### Brief:
Every line below should be copied exactly; drop the pictures.

===============

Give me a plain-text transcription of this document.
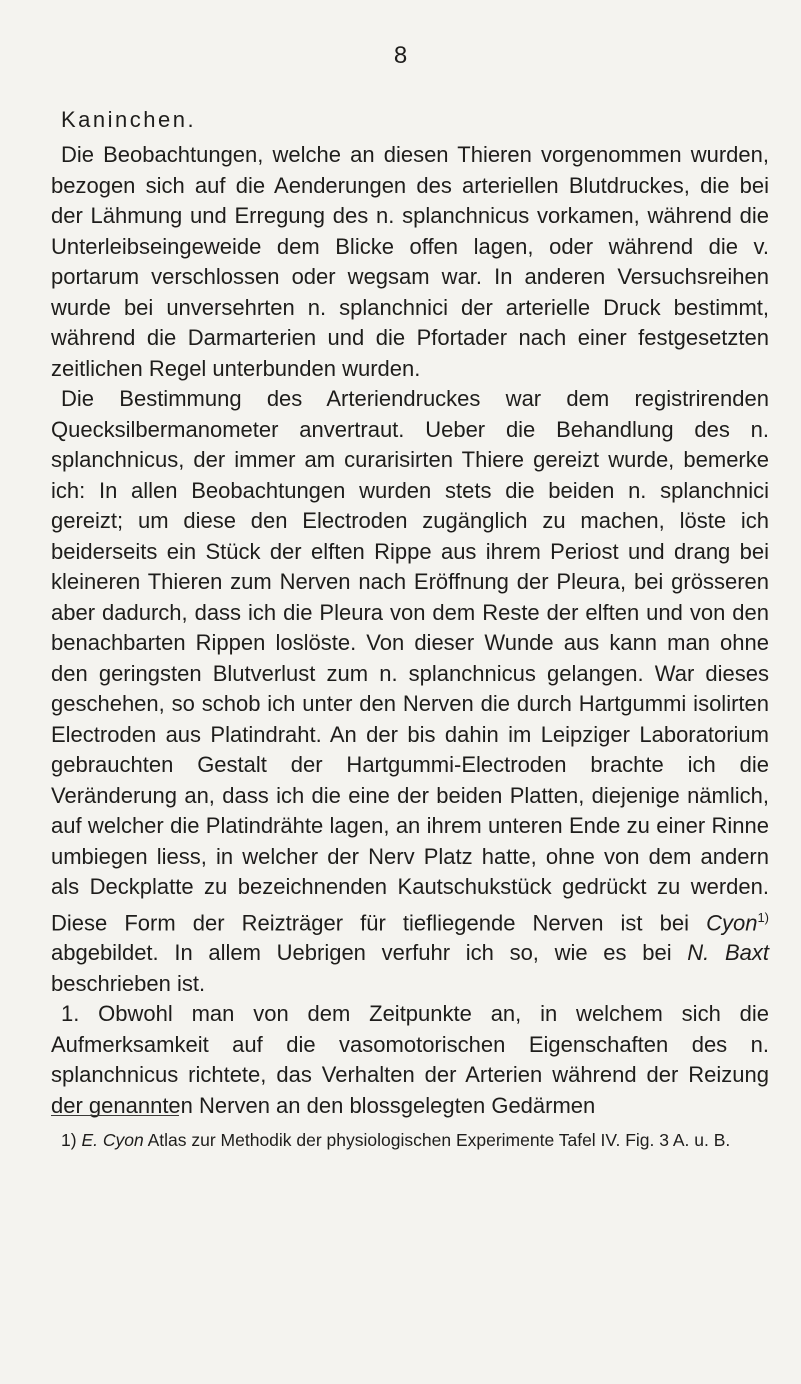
8
Kaninchen.

Die Beobachtungen, welche an diesen Thieren vorgenommen wurden, bezogen sich auf die Aenderungen des arteriellen Blutdruckes, die bei der Lähmung und Erregung des n. splanchnicus vorkamen, während die Unterleibseingeweide dem Blicke offen lagen, oder während die v. portarum verschlossen oder wegsam war. In anderen Versuchsreihen wurde bei unversehrten n. splanchnici der arterielle Druck bestimmt, während die Darmarterien und die Pfortader nach einer festgesetzten zeitlichen Regel unterbunden wurden.

Die Bestimmung des Arteriendruckes war dem registrirenden Quecksilbermanometer anvertraut. Ueber die Behandlung des n. splanchnicus, der immer am curarisirten Thiere gereizt wurde, bemerke ich: In allen Beobachtungen wurden stets die beiden n. splanchnici gereizt; um diese den Electroden zugänglich zu machen, löste ich beiderseits ein Stück der elften Rippe aus ihrem Periost und drang bei kleineren Thieren zum Nerven nach Eröffnung der Pleura, bei grösseren aber dadurch, dass ich die Pleura von dem Reste der elften und von den benachbarten Rippen loslöste. Von dieser Wunde aus kann man ohne den geringsten Blutverlust zum n. splanchnicus gelangen. War dieses geschehen, so schob ich unter den Nerven die durch Hartgummi isolirten Electroden aus Platindraht. An der bis dahin im Leipziger Laboratorium gebrauchten Gestalt der Hartgummi-Electroden brachte ich die Veränderung an, dass ich die eine der beiden Platten, diejenige nämlich, auf welcher die Platindrähte lagen, an ihrem unteren Ende zu einer Rinne umbiegen liess, in welcher der Nerv Platz hatte, ohne von dem andern als Deckplatte zu bezeichnenden Kautschukstück gedrückt zu werden. Diese Form der Reizträger für tiefliegende Nerven ist bei Cyon$^{1)}$ abgebildet. In allem Uebrigen verfuhr ich so, wie es bei N. Baxt beschrieben ist.

1. Obwohl man von dem Zeitpunkte an, in welchem sich die Aufmerksamkeit auf die vasomotorischen Eigenschaften des n. splanchnicus richtete, das Verhalten der Arterien während der Reizung der genannten Nerven an den blossgelegten Gedärmen

1) E. Cyon Atlas zur Methodik der physiologischen Experimente Tafel IV. Fig. 3 A. u. B.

===============

### Response to the task:
Give me a plain-text transcription of this document.
8
Kaninchen.

Die Beobachtungen, welche an diesen Thieren vorgenommen wurden, bezogen sich auf die Aenderungen des arteriellen Blutdruckes, die bei der Lähmung und Erregung des n. splanchnicus vorkamen, während die Unterleibseingeweide dem Blicke offen lagen, oder während die v. portarum verschlossen oder wegsam war. In anderen Versuchsreihen wurde bei unversehrten n. splanchnici der arterielle Druck bestimmt, während die Darmarterien und die Pfortader nach einer festgesetzten zeitlichen Regel unterbunden wurden.

Die Bestimmung des Arteriendruckes war dem registrirenden Quecksilbermanometer anvertraut. Ueber die Behandlung des n. splanchnicus, der immer am curarisirten Thiere gereizt wurde, bemerke ich: In allen Beobachtungen wurden stets die beiden n. splanchnici gereizt; um diese den Electroden zugänglich zu machen, löste ich beiderseits ein Stück der elften Rippe aus ihrem Periost und drang bei kleineren Thieren zum Nerven nach Eröffnung der Pleura, bei grösseren aber dadurch, dass ich die Pleura von dem Reste der elften und von den benachbarten Rippen loslöste. Von dieser Wunde aus kann man ohne den geringsten Blutverlust zum n. splanchnicus gelangen. War dieses geschehen, so schob ich unter den Nerven die durch Hartgummi isolirten Electroden aus Platindraht. An der bis dahin im Leipziger Laboratorium gebrauchten Gestalt der Hartgummi-Electroden brachte ich die Veränderung an, dass ich die eine der beiden Platten, diejenige nämlich, auf welcher die Platindrähte lagen, an ihrem unteren Ende zu einer Rinne umbiegen liess, in welcher der Nerv Platz hatte, ohne von dem andern als Deckplatte zu bezeichnenden Kautschukstück gedrückt zu werden. Diese Form der Reizträger für tiefliegende Nerven ist bei Cyon$^{1)}$ abgebildet. In allem Uebrigen verfuhr ich so, wie es bei N. Baxt beschrieben ist.

1. Obwohl man von dem Zeitpunkte an, in welchem sich die Aufmerksamkeit auf die vasomotorischen Eigenschaften des n. splanchnicus richtete, das Verhalten der Arterien während der Reizung der genannten Nerven an den blossgelegten Gedärmen

1) E. Cyon Atlas zur Methodik der physiologischen Experimente Tafel IV. Fig. 3 A. u. B.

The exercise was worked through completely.